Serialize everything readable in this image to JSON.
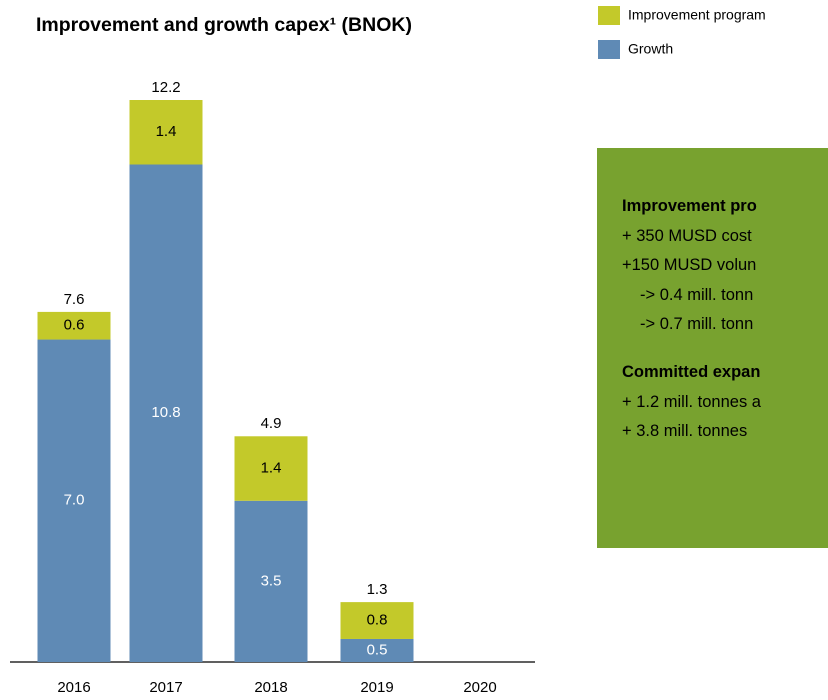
{
  "chart_data": {
    "type": "stacked_bar",
    "title": "Improvement and growth capex¹ (BNOK)",
    "categories": [
      "2016",
      "2017",
      "2018",
      "2019",
      "2020"
    ],
    "series": [
      {
        "name": "Growth",
        "color": "#5f8ab5",
        "values": [
          7.0,
          10.8,
          3.5,
          0.5,
          null
        ],
        "value_labels": [
          "7.0",
          "10.8",
          "3.5",
          "0.5",
          null
        ]
      },
      {
        "name": "Improvement program",
        "color": "#c3c92a",
        "values": [
          0.6,
          1.4,
          1.4,
          0.8,
          null
        ]
      }
    ],
    "totals": [
      7.6,
      12.2,
      4.9,
      1.3,
      null
    ]
  },
  "text_box": {
    "sections": [
      {
        "heading": "Improvement pro",
        "lines": [
          "+ 350 MUSD cost",
          "+150 MUSD volun",
          "-> 0.4 mill. tonn",
          "-> 0.7 mill. tonn"
        ]
      },
      {
        "heading": "Committed expan",
        "lines": [
          "+ 1.2 mill. tonnes a",
          "+ 3.8 mill. tonnes"
        ]
      }
    ]
  }
}
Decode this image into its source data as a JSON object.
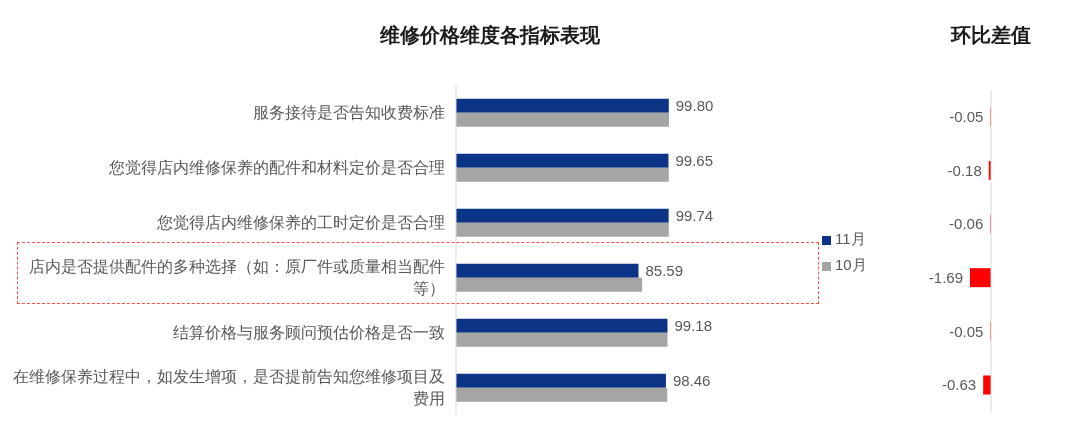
{
  "chart_data": [
    {
      "type": "bar",
      "title": "维修价格维度各指标表现",
      "orientation": "horizontal",
      "categories": [
        "服务接待是否告知收费标准",
        "您觉得店内维修保养的配件和材料定价是否合理",
        "您觉得店内维修保养的工时定价是否合理",
        "店内是否提供配件的多种选择（如：原厂件或质量相当配件等）",
        "结算价格与服务顾问预估价格是否一致",
        "在维修保养过程中，如发生增项，是否提前告知您维修项目及费用"
      ],
      "series": [
        {
          "name": "11月",
          "color": "#0b3486",
          "values": [
            99.8,
            99.65,
            99.74,
            85.59,
            99.18,
            98.46
          ],
          "value_labels": [
            "99.80",
            "99.65",
            "99.74",
            "85.59",
            "99.18",
            "98.46"
          ]
        },
        {
          "name": "10月",
          "color": "#a5a5a5",
          "values": [
            99.9,
            99.8,
            99.8,
            87.3,
            99.2,
            99.1
          ]
        }
      ],
      "legend": "right"
    },
    {
      "type": "bar",
      "title": "环比差值",
      "orientation": "horizontal",
      "categories": [
        null,
        null,
        null,
        null,
        null,
        null
      ],
      "values": [
        -0.05,
        -0.18,
        -0.06,
        -1.69,
        -0.05,
        -0.63
      ],
      "color": "#ff0000",
      "data_labels": true
    }
  ]
}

§ **WHAT IS ASKED**:
Leave out the pictures and reproduce the rest of the listing exactly.

§ **EXPECTED ANSWER**:
Serialize everything readable in this image to JSON.
{
  "chart_data": {
    "type": "stacked_bar",
    "title": "Improvement and growth capex¹ (BNOK)",
    "categories": [
      "2016",
      "2017",
      "2018",
      "2019",
      "2020"
    ],
    "series": [
      {
        "name": "Growth",
        "color": "#5f8ab5",
        "values": [
          7.0,
          10.8,
          3.5,
          0.5,
          null
        ],
        "value_labels": [
          "7.0",
          "10.8",
          "3.5",
          "0.5",
          null
        ]
      },
      {
        "name": "Improvement program",
        "color": "#c3c92a",
        "values": [
          0.6,
          1.4,
          1.4,
          0.8,
          null
        ]
      }
    ],
    "totals": [
      7.6,
      12.2,
      4.9,
      1.3,
      null
    ]
  },
  "text_box": {
    "sections": [
      {
        "heading": "Improvement pro",
        "lines": [
          "+ 350 MUSD cost",
          "+150 MUSD volun",
          "-> 0.4 mill. tonn",
          "-> 0.7 mill. tonn"
        ]
      },
      {
        "heading": "Committed expan",
        "lines": [
          "+ 1.2 mill. tonnes a",
          "+ 3.8 mill. tonnes"
        ]
      }
    ]
  }
}
Decode this image into its source data as a JSON object.
{
  "chart_data": [
    {
      "type": "bar",
      "title": "维修价格维度各指标表现",
      "orientation": "horizontal",
      "categories": [
        "服务接待是否告知收费标准",
        "您觉得店内维修保养的配件和材料定价是否合理",
        "您觉得店内维修保养的工时定价是否合理",
        "店内是否提供配件的多种选择（如：原厂件或质量相当配件等）",
        "结算价格与服务顾问预估价格是否一致",
        "在维修保养过程中，如发生增项，是否提前告知您维修项目及费用"
      ],
      "series": [
        {
          "name": "11月",
          "color": "#0b3486",
          "values": [
            99.8,
            99.65,
            99.74,
            85.59,
            99.18,
            98.46
          ],
          "value_labels": [
            "99.80",
            "99.65",
            "99.74",
            "85.59",
            "99.18",
            "98.46"
          ]
        },
        {
          "name": "10月",
          "color": "#a5a5a5",
          "values": [
            99.9,
            99.8,
            99.8,
            87.3,
            99.2,
            99.1
          ]
        }
      ],
      "legend": "right"
    },
    {
      "type": "bar",
      "title": "环比差值",
      "orientation": "horizontal",
      "categories": [
        null,
        null,
        null,
        null,
        null,
        null
      ],
      "values": [
        -0.05,
        -0.18,
        -0.06,
        -1.69,
        -0.05,
        -0.63
      ],
      "color": "#ff0000",
      "data_labels": true
    }
  ]
}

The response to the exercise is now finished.